Exercise brief — Below are records to transcribe exactly, without their pictures.

Extracted data entries —

— Start —

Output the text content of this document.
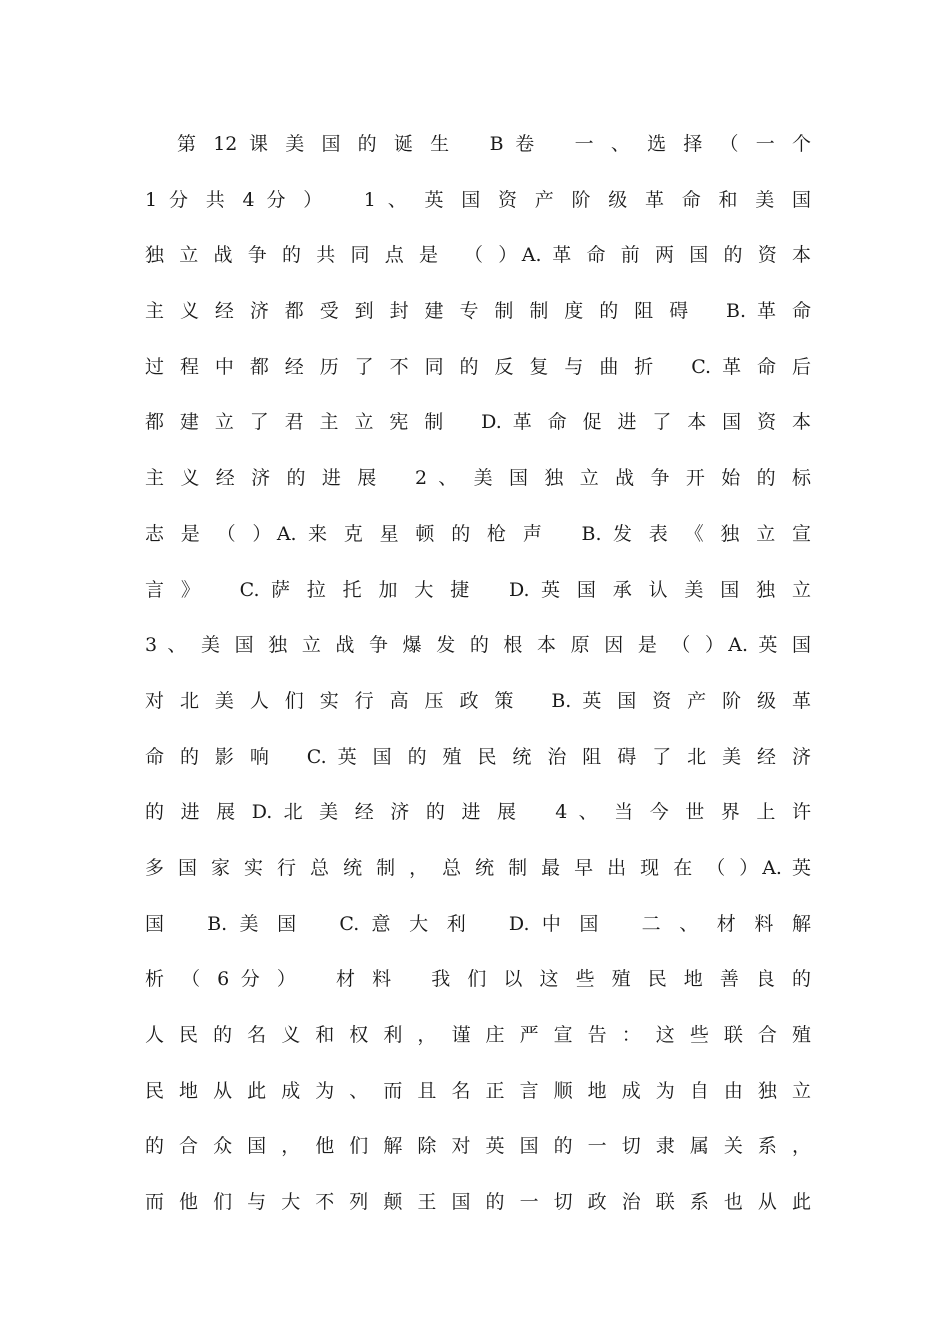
第 12 课 美 国 的 诞 生   B 卷   一 、 选 择 （ 一 个
1 分 共 4 分 ）   1 、 英 国 资 产 阶 级 革 命 和 美 国
独 立 战 争 的 共 同 点 是  （ ）A. 革 命 前 两 国 的 资 本
主 义 经 济 都 受 到 封 建 专 制 制 度 的 阻 碍   B. 革 命
过 程 中 都 经 历 了 不 同 的 反 复 与 曲 折   C. 革 命 后
都 建 立 了 君 主 立 宪 制   D. 革 命 促 进 了 本 国 资 本
主 义 经 济 的 进 展   2 、 美 国 独 立 战 争 开 始 的 标
志 是 （ ）A. 来 克 星 顿 的 枪 声   B. 发 表 《 独 立 宣
言 》   C. 萨 拉 托 加 大 捷   D. 英 国 承 认 美 国 独 立
3 、 美 国 独 立 战 争 爆 发 的 根 本 原 因 是 （ ）A. 英 国
对 北 美 人 们 实 行 高 压 政 策   B. 英 国 资 产 阶 级 革
命 的 影 响   C. 英 国 的 殖 民 统 治 阻 碍 了 北 美 经 济
的 进 展 D. 北 美 经 济 的 进 展   4 、 当 今 世 界 上 许
多 国 家 实 行 总 统 制 ， 总 统 制 最 早 出 现 在 （ ）A. 英
国   B. 美 国   C. 意 大 利   D. 中 国   二 、 材 料 解
析 （ 6 分 ）   材 料   我 们 以 这 些 殖 民 地 善 良 的
人 民 的 名 义 和 权 利 ， 谨 庄 严 宣 告 ： 这 些 联 合 殖
民 地 从 此 成 为 、 而 且 名 正 言 顺 地 成 为 自 由 独 立
的 合 众 国 ， 他 们 解 除 对 英 国 的 一 切 隶 属 关 系 ，
而 他 们 与 大 不 列 颠 王 国 的 一 切 政 治 联 系 也 从 此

— End —

Expected answer —
Output the text content of this document.
第 12 课 美 国 的 诞 生   B 卷   一 、 选 择 （ 一 个
1 分 共 4 分 ）   1 、 英 国 资 产 阶 级 革 命 和 美 国
独 立 战 争 的 共 同 点 是  （ ）A. 革 命 前 两 国 的 资 本
主 义 经 济 都 受 到 封 建 专 制 制 度 的 阻 碍   B. 革 命
过 程 中 都 经 历 了 不 同 的 反 复 与 曲 折   C. 革 命 后
都 建 立 了 君 主 立 宪 制   D. 革 命 促 进 了 本 国 资 本
主 义 经 济 的 进 展   2 、 美 国 独 立 战 争 开 始 的 标
志 是 （ ）A. 来 克 星 顿 的 枪 声   B. 发 表 《 独 立 宣
言 》   C. 萨 拉 托 加 大 捷   D. 英 国 承 认 美 国 独 立
3 、 美 国 独 立 战 争 爆 发 的 根 本 原 因 是 （ ）A. 英 国
对 北 美 人 们 实 行 高 压 政 策   B. 英 国 资 产 阶 级 革
命 的 影 响   C. 英 国 的 殖 民 统 治 阻 碍 了 北 美 经 济
的 进 展 D. 北 美 经 济 的 进 展   4 、 当 今 世 界 上 许
多 国 家 实 行 总 统 制 ， 总 统 制 最 早 出 现 在 （ ）A. 英
国   B. 美 国   C. 意 大 利   D. 中 国   二 、 材 料 解
析 （ 6 分 ）   材 料   我 们 以 这 些 殖 民 地 善 良 的
人 民 的 名 义 和 权 利 ， 谨 庄 严 宣 告 ： 这 些 联 合 殖
民 地 从 此 成 为 、 而 且 名 正 言 顺 地 成 为 自 由 独 立
的 合 众 国 ， 他 们 解 除 对 英 国 的 一 切 隶 属 关 系 ，
而 他 们 与 大 不 列 颠 王 国 的 一 切 政 治 联 系 也 从 此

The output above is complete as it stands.